--- START Material for this exercise ---
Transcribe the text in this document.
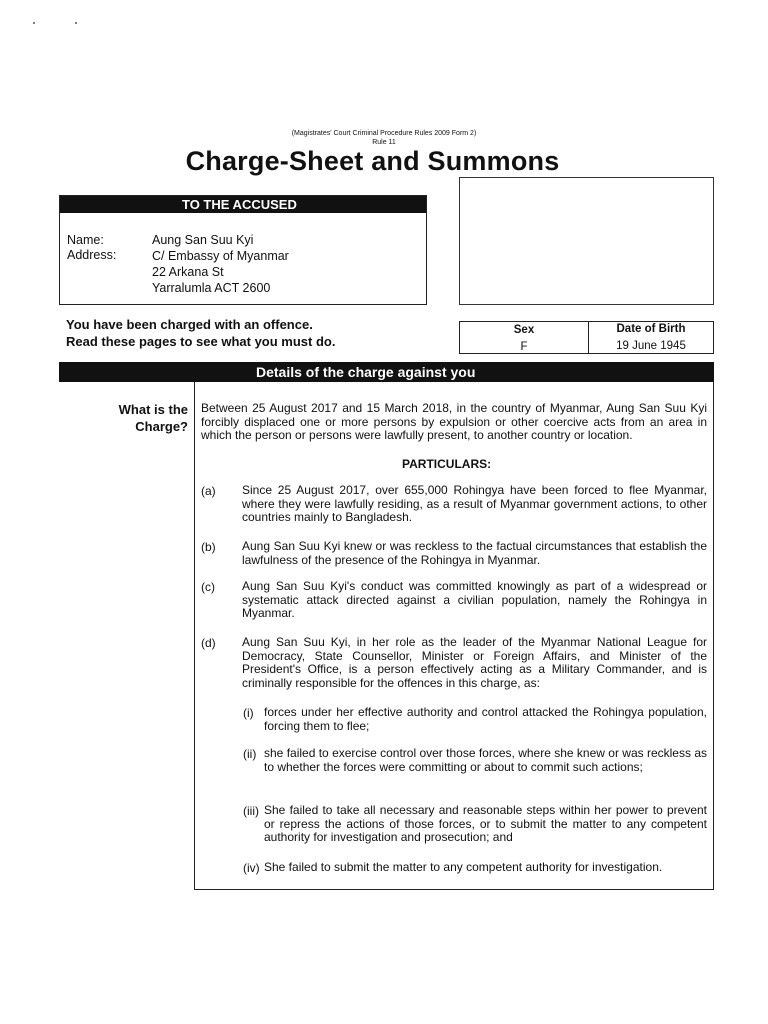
(Magistrates' Court Criminal Procedure Rules 2009 Form 2)
Rule 11
Charge-Sheet and Summons
TO THE ACCUSED
Name:
Address:
Aung San Suu Kyi
C/ Embassy of Myanmar
22 Arkana St
Yarralumla ACT 2600
You have been charged with an offence.
Read these pages to see what you must do.
Sex
F
Date of Birth
19 June 1945
Details of the charge against you
What is the
Charge?
Between 25 August 2017 and 15 March 2018, in the country of Myanmar, Aung San Suu Kyi forcibly displaced one or more persons by expulsion or other coercive acts from an area in which the person or persons were lawfully present, to another country or location.
PARTICULARS:
(a) Since 25 August 2017, over 655,000 Rohingya have been forced to flee Myanmar, where they were lawfully residing, as a result of Myanmar government actions, to other countries mainly to Bangladesh.
(b) Aung San Suu Kyi knew or was reckless to the factual circumstances that establish the lawfulness of the presence of the Rohingya in Myanmar.
(c) Aung San Suu Kyi's conduct was committed knowingly as part of a widespread or systematic attack directed against a civilian population, namely the Rohingya in Myanmar.
(d) Aung San Suu Kyi, in her role as the leader of the Myanmar National League for Democracy, State Counsellor, Minister or Foreign Affairs, and Minister of the President's Office, is a person effectively acting as a Military Commander, and is criminally responsible for the offences in this charge, as:
(i) forces under her effective authority and control attacked the Rohingya population, forcing them to flee;
(ii) she failed to exercise control over those forces, where she knew or was reckless as to whether the forces were committing or about to commit such actions;
(iii) She failed to take all necessary and reasonable steps within her power to prevent or repress the actions of those forces, or to submit the matter to any competent authority for investigation and prosecution; and
(iv) She failed to submit the matter to any competent authority for investigation.
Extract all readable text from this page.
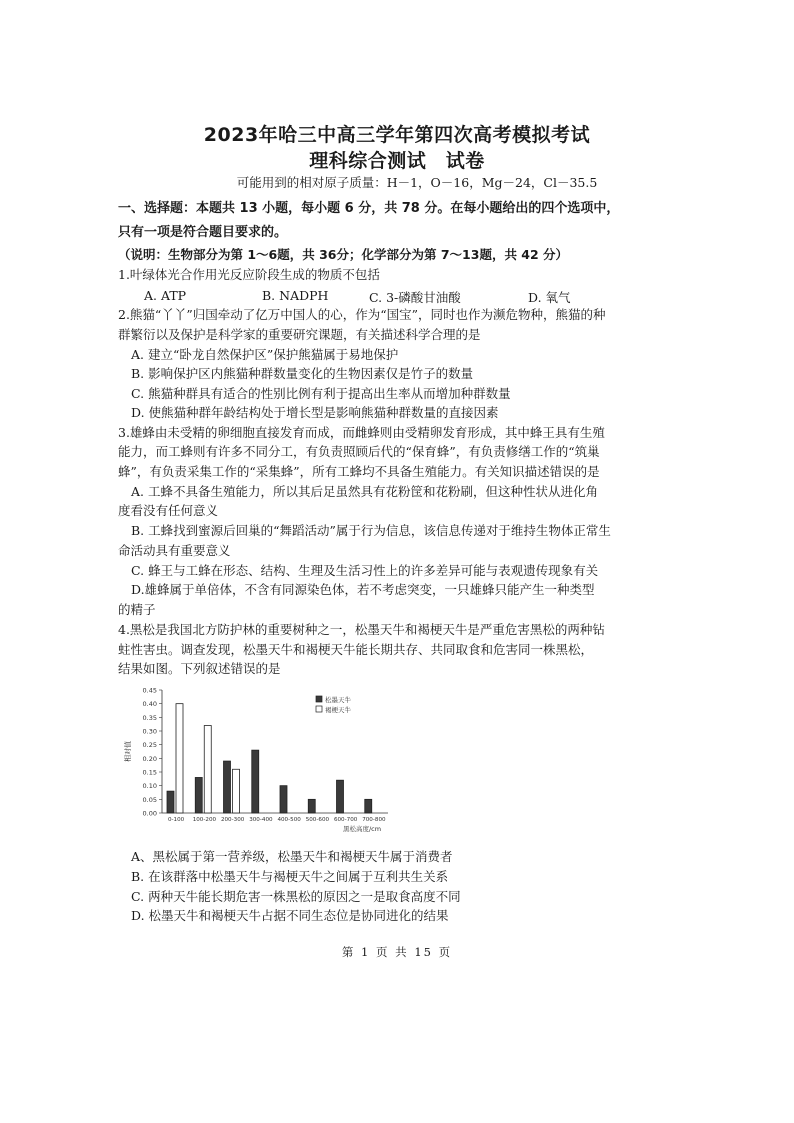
2023年哈三中高三学年第四次高考模拟考试
理科综合测试　试卷
可能用到的相对原子质量：H－1，O－16，Mg－24，Cl－35.5
一、选择题：本题共 13 小题，每小题 6 分，共 78 分。在每小题给出的四个选项中，
只有一项是符合题目要求的。
（说明：生物部分为第 1～6题，共 36分；化学部分为第 7～13题，共 42 分）
1.叶绿体光合作用光反应阶段生成的物质不包括
A. ATP	B. NADPH	C. 3-磷酸甘油酸	D. 氧气
2.熊猫“丫丫”归国牵动了亿万中国人的心，作为“国宝”，同时也作为濒危物种，熊猫的种
群繁衍以及保护是科学家的重要研究课题，有关描述科学合理的是
A. 建立“卧龙自然保护区”保护熊猫属于易地保护
B. 影响保护区内熊猫种群数量变化的生物因素仅是竹子的数量
C. 熊猫种群具有适合的性别比例有利于提高出生率从而增加种群数量
D. 使熊猫种群年龄结构处于增长型是影响熊猫种群数量的直接因素
3.雄蜂由未受精的卵细胞直接发育而成，而雌蜂则由受精卵发育形成，其中蜂王具有生殖
能力，而工蜂则有许多不同分工，有负责照顾后代的“保育蜂”，有负责修缮工作的“筑巢
蜂”，有负责采集工作的“采集蜂”，所有工蜂均不具备生殖能力。有关知识描述错误的是
A. 工蜂不具备生殖能力，所以其后足虽然具有花粉筐和花粉刷，但这种性状从进化角
度看没有任何意义
B. 工蜂找到蜜源后回巢的“舞蹈活动”属于行为信息，该信息传递对于维持生物体正常生
命活动具有重要意义
C. 蜂王与工蜂在形态、结构、生理及生活习性上的许多差异可能与表观遗传现象有关
D.雄蜂属于单倍体，不含有同源染色体，若不考虑突变，一只雄蜂只能产生一种类型
的精子
4.黑松是我国北方防护林的重要树种之一，松墨天牛和褐梗天牛是严重危害黑松的两种钻
蛀性害虫。调查发现，松墨天牛和褐梗天牛能长期共存、共同取食和危害同一株黑松，
结果如图。下列叙述错误的是
0.00
0.05
0.10
0.15
0.20
0.25
0.30
0.35
0.40
0.45
相对值
0-100 100-200 200-300 300-400 400-500 500-600 600-700 700-800
黑松高度/cm
松墨天牛
褐梗天牛
A、黑松属于第一营养级，松墨天牛和褐梗天牛属于消费者
B. 在该群落中松墨天牛与褐梗天牛之间属于互利共生关系
C. 两种天牛能长期危害一株黑松的原因之一是取食高度不同
D. 松墨天牛和褐梗天牛占据不同生态位是协同进化的结果
第 1 页 共 15 页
--- END Material for this exercise ---
Locate each line with the word "text" and copy it.

Transcribe the text in this document.
Extract all readable text from this page.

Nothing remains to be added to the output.